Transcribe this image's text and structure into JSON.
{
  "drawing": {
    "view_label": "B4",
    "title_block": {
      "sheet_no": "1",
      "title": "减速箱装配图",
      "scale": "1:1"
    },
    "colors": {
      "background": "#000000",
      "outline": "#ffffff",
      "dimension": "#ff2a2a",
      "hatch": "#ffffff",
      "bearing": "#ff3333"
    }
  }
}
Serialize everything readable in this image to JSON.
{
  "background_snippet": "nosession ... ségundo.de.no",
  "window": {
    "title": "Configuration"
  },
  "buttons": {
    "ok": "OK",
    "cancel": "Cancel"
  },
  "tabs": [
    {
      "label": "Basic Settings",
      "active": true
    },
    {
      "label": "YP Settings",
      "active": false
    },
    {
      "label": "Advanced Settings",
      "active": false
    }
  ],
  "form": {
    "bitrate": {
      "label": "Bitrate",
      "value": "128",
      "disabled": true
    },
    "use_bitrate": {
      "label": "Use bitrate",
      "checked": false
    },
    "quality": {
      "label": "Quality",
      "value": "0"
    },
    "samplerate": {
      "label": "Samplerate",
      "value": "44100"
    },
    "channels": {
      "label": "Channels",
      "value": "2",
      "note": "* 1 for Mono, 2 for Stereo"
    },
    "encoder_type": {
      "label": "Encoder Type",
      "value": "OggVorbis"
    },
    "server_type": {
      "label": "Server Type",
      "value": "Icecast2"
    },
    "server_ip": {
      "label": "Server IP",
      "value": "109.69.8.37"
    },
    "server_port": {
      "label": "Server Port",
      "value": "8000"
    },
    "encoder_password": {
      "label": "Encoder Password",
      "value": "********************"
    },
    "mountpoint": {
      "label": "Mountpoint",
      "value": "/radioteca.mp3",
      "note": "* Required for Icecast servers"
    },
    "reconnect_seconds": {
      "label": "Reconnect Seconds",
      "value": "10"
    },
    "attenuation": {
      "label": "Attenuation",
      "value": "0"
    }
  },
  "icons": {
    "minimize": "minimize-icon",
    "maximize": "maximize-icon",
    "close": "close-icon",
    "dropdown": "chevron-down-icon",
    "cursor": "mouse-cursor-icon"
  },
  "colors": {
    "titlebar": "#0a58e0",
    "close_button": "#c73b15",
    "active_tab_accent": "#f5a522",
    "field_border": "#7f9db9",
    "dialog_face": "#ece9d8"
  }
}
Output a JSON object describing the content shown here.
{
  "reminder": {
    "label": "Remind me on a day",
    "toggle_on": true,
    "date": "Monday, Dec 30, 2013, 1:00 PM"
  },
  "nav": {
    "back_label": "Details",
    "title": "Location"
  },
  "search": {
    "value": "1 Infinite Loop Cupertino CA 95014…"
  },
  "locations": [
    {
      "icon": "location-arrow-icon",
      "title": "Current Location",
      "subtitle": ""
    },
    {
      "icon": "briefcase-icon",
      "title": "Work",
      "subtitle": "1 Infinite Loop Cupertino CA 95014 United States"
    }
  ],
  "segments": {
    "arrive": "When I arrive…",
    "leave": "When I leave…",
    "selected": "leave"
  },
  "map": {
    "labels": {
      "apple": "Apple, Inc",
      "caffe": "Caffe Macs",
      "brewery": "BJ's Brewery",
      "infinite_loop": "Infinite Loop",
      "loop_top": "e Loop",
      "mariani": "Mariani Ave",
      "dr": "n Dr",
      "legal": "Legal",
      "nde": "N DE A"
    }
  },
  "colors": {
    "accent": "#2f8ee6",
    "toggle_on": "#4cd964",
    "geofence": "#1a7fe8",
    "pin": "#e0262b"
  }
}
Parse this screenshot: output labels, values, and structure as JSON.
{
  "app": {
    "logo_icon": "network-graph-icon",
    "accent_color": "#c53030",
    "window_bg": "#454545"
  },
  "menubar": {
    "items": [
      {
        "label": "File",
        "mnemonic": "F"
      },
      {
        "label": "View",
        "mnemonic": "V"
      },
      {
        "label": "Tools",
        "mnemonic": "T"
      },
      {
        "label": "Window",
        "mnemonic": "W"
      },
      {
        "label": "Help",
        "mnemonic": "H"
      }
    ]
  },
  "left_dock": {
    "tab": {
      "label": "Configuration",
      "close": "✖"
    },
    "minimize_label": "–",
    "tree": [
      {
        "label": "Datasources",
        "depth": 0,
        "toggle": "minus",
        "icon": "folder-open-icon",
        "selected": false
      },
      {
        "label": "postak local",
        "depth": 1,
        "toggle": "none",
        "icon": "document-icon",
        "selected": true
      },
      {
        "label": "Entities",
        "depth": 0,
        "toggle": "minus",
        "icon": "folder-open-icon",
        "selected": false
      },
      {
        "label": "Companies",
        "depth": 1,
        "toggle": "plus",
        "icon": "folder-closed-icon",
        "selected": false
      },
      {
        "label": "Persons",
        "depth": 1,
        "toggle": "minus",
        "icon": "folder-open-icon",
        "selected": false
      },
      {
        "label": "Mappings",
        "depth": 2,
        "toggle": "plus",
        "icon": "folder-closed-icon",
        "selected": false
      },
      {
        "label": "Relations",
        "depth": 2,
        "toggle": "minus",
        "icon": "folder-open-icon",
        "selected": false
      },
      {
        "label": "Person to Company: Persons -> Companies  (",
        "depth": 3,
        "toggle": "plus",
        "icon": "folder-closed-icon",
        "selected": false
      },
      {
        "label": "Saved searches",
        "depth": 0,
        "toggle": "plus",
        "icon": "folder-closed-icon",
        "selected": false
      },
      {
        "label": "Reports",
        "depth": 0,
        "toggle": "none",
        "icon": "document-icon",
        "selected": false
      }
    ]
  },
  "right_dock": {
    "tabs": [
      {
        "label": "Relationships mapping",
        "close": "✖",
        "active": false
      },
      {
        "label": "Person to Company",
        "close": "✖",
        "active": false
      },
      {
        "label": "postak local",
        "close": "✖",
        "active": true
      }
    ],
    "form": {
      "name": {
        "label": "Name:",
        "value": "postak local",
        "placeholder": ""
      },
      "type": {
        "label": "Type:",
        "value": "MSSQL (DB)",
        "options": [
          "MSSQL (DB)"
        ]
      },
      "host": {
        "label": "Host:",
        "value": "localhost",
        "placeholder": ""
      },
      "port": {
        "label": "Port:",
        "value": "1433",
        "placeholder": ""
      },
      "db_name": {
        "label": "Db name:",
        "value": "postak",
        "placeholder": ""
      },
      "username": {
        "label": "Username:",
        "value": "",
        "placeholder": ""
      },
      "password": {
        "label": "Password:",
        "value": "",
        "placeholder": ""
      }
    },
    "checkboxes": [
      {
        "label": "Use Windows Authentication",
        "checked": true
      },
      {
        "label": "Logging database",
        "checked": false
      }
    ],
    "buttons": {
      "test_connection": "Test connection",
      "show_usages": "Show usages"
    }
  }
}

# # #

— Task instructions —
Reproduce each line of the material containing the word "JSON".

— Written response —
Transcribe this image's text and structure into JSON.
Serialize everything readable in this image to JSON.
Output a JSON object describing the content shown here.
Parse this screenshot: output labels, values, and structure as JSON.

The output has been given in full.